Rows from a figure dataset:
>> start
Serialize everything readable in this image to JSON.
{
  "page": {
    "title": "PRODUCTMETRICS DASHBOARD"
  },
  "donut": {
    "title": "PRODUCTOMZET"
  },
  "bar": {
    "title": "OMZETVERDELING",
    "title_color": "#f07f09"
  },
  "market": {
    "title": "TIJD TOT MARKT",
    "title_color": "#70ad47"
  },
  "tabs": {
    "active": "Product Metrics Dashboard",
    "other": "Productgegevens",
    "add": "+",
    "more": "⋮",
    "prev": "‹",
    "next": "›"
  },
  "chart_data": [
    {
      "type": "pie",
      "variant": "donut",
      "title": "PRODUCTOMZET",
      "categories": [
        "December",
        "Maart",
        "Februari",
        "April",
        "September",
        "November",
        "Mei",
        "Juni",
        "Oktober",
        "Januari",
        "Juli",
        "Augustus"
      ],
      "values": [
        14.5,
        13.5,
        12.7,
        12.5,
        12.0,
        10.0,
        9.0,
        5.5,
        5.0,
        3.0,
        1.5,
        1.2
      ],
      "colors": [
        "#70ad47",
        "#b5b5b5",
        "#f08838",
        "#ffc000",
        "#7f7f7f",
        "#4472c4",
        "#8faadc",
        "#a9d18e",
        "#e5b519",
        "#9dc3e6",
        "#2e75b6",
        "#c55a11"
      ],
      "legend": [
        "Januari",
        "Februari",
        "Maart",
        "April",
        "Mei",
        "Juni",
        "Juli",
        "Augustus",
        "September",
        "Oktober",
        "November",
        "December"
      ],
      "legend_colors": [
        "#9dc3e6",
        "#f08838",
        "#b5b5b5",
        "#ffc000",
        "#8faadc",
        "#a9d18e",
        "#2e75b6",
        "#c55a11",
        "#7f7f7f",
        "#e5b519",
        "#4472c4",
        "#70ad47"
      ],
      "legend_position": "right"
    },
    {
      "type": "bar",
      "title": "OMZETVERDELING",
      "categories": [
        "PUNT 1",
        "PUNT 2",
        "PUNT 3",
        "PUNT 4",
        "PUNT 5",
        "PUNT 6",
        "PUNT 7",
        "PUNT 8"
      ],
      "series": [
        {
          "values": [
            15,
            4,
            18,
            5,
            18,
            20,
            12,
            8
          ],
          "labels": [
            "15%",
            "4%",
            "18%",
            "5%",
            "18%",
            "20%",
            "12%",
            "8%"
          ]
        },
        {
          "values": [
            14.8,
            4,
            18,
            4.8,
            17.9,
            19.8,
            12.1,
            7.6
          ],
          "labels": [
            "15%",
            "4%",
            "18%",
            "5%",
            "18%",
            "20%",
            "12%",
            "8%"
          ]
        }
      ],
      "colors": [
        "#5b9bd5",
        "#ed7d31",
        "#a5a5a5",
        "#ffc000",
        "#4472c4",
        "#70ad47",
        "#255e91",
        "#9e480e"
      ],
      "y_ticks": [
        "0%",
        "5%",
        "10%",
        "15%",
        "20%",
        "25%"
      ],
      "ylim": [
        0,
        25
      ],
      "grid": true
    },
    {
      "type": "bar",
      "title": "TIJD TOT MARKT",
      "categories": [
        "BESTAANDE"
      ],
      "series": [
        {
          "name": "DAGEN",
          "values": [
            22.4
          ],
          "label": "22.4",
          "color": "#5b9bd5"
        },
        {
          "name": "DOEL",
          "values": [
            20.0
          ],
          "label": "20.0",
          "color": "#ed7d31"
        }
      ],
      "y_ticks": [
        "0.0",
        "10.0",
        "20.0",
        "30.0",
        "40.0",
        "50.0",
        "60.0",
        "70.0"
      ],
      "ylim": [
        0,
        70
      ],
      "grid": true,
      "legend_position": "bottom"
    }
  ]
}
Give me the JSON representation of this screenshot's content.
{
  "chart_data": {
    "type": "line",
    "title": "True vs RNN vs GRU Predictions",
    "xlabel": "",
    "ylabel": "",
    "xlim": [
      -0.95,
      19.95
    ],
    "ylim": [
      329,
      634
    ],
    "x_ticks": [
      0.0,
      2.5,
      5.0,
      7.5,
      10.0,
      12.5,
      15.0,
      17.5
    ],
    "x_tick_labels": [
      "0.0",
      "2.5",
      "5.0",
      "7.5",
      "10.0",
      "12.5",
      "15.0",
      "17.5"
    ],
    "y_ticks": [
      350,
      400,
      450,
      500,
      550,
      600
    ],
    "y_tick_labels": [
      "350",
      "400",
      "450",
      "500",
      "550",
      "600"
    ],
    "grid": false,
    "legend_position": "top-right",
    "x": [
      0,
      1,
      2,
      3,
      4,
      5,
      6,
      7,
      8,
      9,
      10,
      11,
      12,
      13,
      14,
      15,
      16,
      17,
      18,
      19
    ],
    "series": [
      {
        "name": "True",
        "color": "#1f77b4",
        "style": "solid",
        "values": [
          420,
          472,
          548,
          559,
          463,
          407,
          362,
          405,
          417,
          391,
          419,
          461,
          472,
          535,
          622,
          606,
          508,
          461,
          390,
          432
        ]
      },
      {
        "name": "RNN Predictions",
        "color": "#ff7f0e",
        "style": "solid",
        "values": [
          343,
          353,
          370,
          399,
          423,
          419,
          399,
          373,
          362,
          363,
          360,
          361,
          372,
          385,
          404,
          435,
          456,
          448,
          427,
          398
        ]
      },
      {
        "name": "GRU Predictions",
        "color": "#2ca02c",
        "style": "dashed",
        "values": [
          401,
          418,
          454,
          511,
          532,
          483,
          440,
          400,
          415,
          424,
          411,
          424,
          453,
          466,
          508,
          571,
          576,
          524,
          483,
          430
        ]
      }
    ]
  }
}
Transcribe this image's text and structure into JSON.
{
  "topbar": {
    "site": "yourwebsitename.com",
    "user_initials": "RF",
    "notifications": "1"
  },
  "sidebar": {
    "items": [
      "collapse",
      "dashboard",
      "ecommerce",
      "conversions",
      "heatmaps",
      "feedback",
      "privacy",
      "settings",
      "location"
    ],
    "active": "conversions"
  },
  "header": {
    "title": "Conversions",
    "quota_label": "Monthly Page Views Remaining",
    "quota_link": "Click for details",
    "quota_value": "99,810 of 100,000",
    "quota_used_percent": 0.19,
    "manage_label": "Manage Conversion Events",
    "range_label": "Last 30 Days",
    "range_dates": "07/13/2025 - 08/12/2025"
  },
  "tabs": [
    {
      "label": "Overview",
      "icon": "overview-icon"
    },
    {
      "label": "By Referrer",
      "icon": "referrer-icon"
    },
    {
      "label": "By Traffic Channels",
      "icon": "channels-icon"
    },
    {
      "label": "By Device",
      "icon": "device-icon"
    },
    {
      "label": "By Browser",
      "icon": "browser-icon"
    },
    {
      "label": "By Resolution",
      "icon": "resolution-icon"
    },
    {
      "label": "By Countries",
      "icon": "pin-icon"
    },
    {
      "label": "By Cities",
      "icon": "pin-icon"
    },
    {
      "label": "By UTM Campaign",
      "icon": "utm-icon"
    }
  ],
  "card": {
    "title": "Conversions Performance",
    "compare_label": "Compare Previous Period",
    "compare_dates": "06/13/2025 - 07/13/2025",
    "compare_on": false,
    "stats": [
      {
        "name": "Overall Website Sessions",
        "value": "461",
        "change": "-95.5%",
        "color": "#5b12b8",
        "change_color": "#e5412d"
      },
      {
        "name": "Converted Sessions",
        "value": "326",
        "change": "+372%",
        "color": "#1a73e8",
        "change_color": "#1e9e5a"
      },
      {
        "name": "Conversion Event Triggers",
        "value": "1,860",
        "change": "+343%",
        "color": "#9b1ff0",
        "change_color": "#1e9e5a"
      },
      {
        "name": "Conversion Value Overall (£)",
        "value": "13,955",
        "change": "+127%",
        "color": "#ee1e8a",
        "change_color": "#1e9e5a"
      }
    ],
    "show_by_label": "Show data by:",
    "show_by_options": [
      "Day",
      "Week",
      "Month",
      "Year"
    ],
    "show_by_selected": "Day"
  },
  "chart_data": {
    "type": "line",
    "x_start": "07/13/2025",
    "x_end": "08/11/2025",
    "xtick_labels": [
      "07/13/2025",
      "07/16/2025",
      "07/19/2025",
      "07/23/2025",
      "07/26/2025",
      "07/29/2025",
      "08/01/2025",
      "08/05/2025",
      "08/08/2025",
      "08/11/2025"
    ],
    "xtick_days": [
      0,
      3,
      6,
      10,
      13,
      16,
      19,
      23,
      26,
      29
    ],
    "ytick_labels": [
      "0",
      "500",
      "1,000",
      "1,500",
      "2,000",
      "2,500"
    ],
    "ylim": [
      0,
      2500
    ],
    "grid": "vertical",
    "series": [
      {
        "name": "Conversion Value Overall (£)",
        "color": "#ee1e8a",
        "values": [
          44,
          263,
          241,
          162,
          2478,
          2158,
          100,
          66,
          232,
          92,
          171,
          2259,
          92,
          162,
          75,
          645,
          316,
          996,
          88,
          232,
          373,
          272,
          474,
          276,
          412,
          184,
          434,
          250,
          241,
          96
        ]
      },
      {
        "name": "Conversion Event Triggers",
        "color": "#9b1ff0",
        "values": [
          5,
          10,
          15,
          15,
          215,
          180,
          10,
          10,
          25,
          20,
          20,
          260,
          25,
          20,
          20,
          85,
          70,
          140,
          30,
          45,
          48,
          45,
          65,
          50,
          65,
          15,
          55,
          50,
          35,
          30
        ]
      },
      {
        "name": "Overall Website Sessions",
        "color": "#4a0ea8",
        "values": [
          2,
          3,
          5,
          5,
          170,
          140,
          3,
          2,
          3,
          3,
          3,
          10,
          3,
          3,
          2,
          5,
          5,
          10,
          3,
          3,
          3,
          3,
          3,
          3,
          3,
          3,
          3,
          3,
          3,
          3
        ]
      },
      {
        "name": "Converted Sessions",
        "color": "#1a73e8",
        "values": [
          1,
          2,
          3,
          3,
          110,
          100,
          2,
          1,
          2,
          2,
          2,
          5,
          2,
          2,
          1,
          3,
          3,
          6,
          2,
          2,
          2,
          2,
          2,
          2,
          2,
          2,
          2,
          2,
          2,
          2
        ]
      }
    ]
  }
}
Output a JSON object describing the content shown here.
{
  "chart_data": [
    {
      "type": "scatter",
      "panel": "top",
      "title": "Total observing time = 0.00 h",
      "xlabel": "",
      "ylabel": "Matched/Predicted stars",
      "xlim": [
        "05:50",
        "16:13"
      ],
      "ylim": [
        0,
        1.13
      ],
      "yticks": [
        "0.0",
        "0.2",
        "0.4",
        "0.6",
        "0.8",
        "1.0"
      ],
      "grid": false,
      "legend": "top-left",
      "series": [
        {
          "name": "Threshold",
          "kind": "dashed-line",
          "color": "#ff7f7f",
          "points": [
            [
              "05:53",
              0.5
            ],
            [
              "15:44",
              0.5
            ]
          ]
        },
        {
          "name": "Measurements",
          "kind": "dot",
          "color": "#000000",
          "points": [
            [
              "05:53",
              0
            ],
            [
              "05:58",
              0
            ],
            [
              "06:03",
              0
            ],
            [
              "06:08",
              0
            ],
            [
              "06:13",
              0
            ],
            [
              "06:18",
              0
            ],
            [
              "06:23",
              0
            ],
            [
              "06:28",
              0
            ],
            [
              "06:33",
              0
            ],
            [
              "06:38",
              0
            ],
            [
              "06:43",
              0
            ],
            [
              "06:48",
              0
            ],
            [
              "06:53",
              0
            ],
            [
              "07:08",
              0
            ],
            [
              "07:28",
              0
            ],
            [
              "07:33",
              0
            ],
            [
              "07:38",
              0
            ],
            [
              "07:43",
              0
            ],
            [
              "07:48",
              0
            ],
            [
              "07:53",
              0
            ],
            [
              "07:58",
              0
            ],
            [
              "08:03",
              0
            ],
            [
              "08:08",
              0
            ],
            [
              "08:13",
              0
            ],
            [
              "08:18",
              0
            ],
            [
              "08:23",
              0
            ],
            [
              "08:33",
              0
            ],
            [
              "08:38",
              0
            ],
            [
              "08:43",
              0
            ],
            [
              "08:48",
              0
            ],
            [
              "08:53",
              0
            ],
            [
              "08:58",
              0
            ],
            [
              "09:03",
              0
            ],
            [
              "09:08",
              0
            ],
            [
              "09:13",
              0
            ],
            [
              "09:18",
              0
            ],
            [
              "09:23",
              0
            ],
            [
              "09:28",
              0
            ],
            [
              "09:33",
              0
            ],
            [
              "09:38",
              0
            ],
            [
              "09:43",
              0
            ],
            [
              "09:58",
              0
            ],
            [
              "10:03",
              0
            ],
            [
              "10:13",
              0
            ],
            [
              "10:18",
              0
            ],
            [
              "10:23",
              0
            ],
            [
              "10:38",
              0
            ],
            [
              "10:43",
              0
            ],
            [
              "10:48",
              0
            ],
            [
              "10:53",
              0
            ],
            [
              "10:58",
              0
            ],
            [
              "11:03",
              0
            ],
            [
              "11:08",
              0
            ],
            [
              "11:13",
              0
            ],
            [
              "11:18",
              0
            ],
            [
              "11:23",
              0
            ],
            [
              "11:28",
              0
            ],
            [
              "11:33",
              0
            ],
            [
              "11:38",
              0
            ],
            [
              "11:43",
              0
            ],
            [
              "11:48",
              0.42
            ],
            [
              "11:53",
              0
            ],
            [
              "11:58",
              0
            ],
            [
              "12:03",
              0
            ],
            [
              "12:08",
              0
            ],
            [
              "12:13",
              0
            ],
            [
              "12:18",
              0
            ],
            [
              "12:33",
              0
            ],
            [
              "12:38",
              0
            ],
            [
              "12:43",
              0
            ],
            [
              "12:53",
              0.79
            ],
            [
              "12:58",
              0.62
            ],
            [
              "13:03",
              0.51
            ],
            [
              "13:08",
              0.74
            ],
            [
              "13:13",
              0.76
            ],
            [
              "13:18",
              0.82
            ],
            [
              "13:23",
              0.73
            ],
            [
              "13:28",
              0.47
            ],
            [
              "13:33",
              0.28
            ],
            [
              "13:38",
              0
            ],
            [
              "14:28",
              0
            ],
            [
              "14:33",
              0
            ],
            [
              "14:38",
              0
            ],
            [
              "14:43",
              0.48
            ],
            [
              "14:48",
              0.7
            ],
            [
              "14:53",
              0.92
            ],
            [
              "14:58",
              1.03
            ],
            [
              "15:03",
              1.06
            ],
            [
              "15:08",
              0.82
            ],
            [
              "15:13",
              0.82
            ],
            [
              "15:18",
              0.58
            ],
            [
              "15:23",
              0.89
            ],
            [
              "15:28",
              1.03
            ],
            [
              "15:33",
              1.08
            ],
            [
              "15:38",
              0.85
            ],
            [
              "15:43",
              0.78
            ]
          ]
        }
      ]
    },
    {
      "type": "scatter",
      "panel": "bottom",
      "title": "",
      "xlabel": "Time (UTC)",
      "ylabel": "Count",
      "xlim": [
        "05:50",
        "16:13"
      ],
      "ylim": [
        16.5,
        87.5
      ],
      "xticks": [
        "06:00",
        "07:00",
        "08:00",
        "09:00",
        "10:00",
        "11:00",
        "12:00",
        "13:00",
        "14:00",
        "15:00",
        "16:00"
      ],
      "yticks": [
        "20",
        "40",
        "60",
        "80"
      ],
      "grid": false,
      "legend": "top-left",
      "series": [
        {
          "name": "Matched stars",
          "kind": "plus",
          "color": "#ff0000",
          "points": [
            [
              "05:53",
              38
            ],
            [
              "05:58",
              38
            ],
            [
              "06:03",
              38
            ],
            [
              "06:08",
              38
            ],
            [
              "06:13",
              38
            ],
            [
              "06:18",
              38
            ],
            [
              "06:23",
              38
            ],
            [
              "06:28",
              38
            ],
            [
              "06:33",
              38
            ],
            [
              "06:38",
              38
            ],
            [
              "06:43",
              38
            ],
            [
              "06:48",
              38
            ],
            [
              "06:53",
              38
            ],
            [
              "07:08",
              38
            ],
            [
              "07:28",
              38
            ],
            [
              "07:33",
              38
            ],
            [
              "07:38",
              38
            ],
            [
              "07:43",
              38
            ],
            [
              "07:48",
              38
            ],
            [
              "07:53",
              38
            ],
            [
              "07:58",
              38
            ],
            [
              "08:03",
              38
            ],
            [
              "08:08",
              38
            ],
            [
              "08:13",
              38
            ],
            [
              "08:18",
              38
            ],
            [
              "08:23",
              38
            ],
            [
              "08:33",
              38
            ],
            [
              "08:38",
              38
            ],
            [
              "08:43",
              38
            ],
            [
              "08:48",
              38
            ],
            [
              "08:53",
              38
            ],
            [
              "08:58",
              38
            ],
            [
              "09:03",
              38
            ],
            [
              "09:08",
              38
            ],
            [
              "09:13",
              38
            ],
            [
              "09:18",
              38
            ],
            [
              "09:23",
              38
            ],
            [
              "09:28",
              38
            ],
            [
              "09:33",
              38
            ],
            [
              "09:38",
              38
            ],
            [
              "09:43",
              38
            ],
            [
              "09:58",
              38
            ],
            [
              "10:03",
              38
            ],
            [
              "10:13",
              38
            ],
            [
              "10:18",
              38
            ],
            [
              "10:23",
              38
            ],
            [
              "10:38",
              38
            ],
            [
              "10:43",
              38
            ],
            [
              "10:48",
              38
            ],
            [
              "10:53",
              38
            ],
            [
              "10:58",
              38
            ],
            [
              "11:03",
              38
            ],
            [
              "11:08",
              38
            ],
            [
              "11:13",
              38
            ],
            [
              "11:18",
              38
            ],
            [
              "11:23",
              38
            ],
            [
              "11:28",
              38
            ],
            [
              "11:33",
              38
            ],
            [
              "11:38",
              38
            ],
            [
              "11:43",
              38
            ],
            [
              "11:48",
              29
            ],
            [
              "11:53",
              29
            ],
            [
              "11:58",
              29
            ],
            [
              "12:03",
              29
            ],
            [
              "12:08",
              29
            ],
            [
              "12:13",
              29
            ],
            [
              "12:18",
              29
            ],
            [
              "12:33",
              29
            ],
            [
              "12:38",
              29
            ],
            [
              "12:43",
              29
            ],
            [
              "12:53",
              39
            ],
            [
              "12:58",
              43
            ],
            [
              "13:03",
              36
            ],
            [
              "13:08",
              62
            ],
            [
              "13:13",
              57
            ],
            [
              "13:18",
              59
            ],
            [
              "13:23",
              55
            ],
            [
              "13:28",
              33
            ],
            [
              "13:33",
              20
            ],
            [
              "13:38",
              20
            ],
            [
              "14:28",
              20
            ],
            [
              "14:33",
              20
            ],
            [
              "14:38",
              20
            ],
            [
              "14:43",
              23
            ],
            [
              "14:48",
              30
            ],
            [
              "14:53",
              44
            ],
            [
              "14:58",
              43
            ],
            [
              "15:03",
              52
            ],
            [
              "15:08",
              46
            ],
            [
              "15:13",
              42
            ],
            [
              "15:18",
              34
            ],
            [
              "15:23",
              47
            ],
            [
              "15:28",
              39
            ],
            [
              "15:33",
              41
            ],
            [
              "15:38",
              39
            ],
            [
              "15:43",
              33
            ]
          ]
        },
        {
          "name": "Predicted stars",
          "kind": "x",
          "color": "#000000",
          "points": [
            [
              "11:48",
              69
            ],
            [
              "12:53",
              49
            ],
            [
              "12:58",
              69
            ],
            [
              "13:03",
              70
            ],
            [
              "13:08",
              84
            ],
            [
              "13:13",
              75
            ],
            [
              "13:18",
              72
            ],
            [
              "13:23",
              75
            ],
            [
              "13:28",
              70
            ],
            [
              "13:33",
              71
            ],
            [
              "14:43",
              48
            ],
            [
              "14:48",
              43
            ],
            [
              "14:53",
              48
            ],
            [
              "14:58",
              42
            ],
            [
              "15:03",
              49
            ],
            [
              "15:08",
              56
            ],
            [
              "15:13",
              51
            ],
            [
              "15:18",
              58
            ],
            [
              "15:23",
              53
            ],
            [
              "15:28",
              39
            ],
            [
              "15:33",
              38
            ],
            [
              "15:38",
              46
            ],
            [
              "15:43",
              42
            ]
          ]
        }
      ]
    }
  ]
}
>> end
● Given task
Copy out every line from the data above that has "Predictions" in it.

● Result below
    "title": "True vs RNN vs GRU Predictions",
        "name": "RNN Predictions",
        "name": "GRU Predictions",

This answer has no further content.